* **EXERCISE DESCRIPTION**
Return each entry exactly, with none missing.

====== INFORMATION SHOWN

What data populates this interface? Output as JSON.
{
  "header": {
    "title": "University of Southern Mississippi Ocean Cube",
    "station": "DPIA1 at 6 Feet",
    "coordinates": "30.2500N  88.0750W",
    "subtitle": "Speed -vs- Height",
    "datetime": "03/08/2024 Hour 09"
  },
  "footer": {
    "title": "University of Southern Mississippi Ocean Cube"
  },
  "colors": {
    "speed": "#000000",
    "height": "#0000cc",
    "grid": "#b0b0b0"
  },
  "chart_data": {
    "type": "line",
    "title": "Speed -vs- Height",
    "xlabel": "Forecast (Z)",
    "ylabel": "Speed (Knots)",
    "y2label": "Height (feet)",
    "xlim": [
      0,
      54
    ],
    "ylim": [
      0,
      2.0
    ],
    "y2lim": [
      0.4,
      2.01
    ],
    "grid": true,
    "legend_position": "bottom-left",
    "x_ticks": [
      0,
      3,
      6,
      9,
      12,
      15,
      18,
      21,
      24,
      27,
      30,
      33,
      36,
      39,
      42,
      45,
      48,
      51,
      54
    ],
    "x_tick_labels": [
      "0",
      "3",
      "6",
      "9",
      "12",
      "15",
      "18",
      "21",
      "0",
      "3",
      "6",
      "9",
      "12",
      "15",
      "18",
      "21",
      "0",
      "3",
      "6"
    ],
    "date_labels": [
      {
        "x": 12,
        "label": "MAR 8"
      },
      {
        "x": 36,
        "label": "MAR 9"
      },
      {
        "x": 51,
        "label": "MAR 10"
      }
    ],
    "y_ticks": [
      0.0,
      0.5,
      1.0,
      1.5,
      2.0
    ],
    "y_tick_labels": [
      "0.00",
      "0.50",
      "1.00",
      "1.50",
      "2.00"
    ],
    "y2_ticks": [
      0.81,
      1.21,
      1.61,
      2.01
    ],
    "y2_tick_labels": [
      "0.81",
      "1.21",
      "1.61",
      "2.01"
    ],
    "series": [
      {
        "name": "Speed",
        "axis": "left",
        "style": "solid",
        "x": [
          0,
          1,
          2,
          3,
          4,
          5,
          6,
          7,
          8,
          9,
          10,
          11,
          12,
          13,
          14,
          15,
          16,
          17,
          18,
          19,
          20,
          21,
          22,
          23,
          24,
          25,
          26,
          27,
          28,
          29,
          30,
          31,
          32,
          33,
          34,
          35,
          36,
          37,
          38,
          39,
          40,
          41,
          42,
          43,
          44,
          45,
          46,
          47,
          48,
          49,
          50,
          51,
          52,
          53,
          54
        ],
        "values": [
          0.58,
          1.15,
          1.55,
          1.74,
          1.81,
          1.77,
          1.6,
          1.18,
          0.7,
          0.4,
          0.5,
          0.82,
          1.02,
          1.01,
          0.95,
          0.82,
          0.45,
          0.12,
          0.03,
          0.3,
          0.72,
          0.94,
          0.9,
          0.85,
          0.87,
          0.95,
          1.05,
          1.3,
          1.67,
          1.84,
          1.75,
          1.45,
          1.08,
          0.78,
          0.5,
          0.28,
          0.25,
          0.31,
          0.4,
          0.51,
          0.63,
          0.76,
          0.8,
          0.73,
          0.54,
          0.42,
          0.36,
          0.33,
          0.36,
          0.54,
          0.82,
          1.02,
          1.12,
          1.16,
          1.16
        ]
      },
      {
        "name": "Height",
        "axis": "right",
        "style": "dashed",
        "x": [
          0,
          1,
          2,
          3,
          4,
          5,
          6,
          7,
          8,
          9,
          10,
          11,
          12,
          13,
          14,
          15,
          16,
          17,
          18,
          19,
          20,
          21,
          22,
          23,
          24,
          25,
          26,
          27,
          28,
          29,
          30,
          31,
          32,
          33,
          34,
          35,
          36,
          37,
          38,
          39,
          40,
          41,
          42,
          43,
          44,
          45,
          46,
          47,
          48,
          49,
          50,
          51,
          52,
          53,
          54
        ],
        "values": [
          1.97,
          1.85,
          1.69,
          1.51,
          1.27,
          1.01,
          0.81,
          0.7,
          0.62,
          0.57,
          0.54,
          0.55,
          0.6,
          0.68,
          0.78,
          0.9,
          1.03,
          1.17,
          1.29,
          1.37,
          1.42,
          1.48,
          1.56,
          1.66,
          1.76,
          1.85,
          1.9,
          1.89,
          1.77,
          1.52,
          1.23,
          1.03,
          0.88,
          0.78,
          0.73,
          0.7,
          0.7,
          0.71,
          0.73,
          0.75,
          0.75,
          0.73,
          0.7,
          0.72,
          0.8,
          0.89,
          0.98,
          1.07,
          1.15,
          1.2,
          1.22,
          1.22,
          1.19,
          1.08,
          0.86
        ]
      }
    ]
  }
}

============

* **SOLUTION BELOW**
What data populates this interface? Output as JSON.
{
  "header": {
    "title": "University of Southern Mississippi Ocean Cube",
    "station": "DPIA1 at 6 Feet",
    "coordinates": "30.2500N  88.0750W",
    "subtitle": "Speed -vs- Height",
    "datetime": "03/08/2024 Hour 09"
  },
  "footer": {
    "title": "University of Southern Mississippi Ocean Cube"
  },
  "colors": {
    "speed": "#000000",
    "height": "#0000cc",
    "grid": "#b0b0b0"
  },
  "chart_data": {
    "type": "line",
    "title": "Speed -vs- Height",
    "xlabel": "Forecast (Z)",
    "ylabel": "Speed (Knots)",
    "y2label": "Height (feet)",
    "xlim": [
      0,
      54
    ],
    "ylim": [
      0,
      2.0
    ],
    "y2lim": [
      0.4,
      2.01
    ],
    "grid": true,
    "legend_position": "bottom-left",
    "x_ticks": [
      0,
      3,
      6,
      9,
      12,
      15,
      18,
      21,
      24,
      27,
      30,
      33,
      36,
      39,
      42,
      45,
      48,
      51,
      54
    ],
    "x_tick_labels": [
      "0",
      "3",
      "6",
      "9",
      "12",
      "15",
      "18",
      "21",
      "0",
      "3",
      "6",
      "9",
      "12",
      "15",
      "18",
      "21",
      "0",
      "3",
      "6"
    ],
    "date_labels": [
      {
        "x": 12,
        "label": "MAR 8"
      },
      {
        "x": 36,
        "label": "MAR 9"
      },
      {
        "x": 51,
        "label": "MAR 10"
      }
    ],
    "y_ticks": [
      0.0,
      0.5,
      1.0,
      1.5,
      2.0
    ],
    "y_tick_labels": [
      "0.00",
      "0.50",
      "1.00",
      "1.50",
      "2.00"
    ],
    "y2_ticks": [
      0.81,
      1.21,
      1.61,
      2.01
    ],
    "y2_tick_labels": [
      "0.81",
      "1.21",
      "1.61",
      "2.01"
    ],
    "series": [
      {
        "name": "Speed",
        "axis": "left",
        "style": "solid",
        "x": [
          0,
          1,
          2,
          3,
          4,
          5,
          6,
          7,
          8,
          9,
          10,
          11,
          12,
          13,
          14,
          15,
          16,
          17,
          18,
          19,
          20,
          21,
          22,
          23,
          24,
          25,
          26,
          27,
          28,
          29,
          30,
          31,
          32,
          33,
          34,
          35,
          36,
          37,
          38,
          39,
          40,
          41,
          42,
          43,
          44,
          45,
          46,
          47,
          48,
          49,
          50,
          51,
          52,
          53,
          54
        ],
        "values": [
          0.58,
          1.15,
          1.55,
          1.74,
          1.81,
          1.77,
          1.6,
          1.18,
          0.7,
          0.4,
          0.5,
          0.82,
          1.02,
          1.01,
          0.95,
          0.82,
          0.45,
          0.12,
          0.03,
          0.3,
          0.72,
          0.94,
          0.9,
          0.85,
          0.87,
          0.95,
          1.05,
          1.3,
          1.67,
          1.84,
          1.75,
          1.45,
          1.08,
          0.78,
          0.5,
          0.28,
          0.25,
          0.31,
          0.4,
          0.51,
          0.63,
          0.76,
          0.8,
          0.73,
          0.54,
          0.42,
          0.36,
          0.33,
          0.36,
          0.54,
          0.82,
          1.02,
          1.12,
          1.16,
          1.16
        ]
      },
      {
        "name": "Height",
        "axis": "right",
        "style": "dashed",
        "x": [
          0,
          1,
          2,
          3,
          4,
          5,
          6,
          7,
          8,
          9,
          10,
          11,
          12,
          13,
          14,
          15,
          16,
          17,
          18,
          19,
          20,
          21,
          22,
          23,
          24,
          25,
          26,
          27,
          28,
          29,
          30,
          31,
          32,
          33,
          34,
          35,
          36,
          37,
          38,
          39,
          40,
          41,
          42,
          43,
          44,
          45,
          46,
          47,
          48,
          49,
          50,
          51,
          52,
          53,
          54
        ],
        "values": [
          1.97,
          1.85,
          1.69,
          1.51,
          1.27,
          1.01,
          0.81,
          0.7,
          0.62,
          0.57,
          0.54,
          0.55,
          0.6,
          0.68,
          0.78,
          0.9,
          1.03,
          1.17,
          1.29,
          1.37,
          1.42,
          1.48,
          1.56,
          1.66,
          1.76,
          1.85,
          1.9,
          1.89,
          1.77,
          1.52,
          1.23,
          1.03,
          0.88,
          0.78,
          0.73,
          0.7,
          0.7,
          0.71,
          0.73,
          0.75,
          0.75,
          0.73,
          0.7,
          0.72,
          0.8,
          0.89,
          0.98,
          1.07,
          1.15,
          1.2,
          1.22,
          1.22,
          1.19,
          1.08,
          0.86
        ]
      }
    ]
  }
}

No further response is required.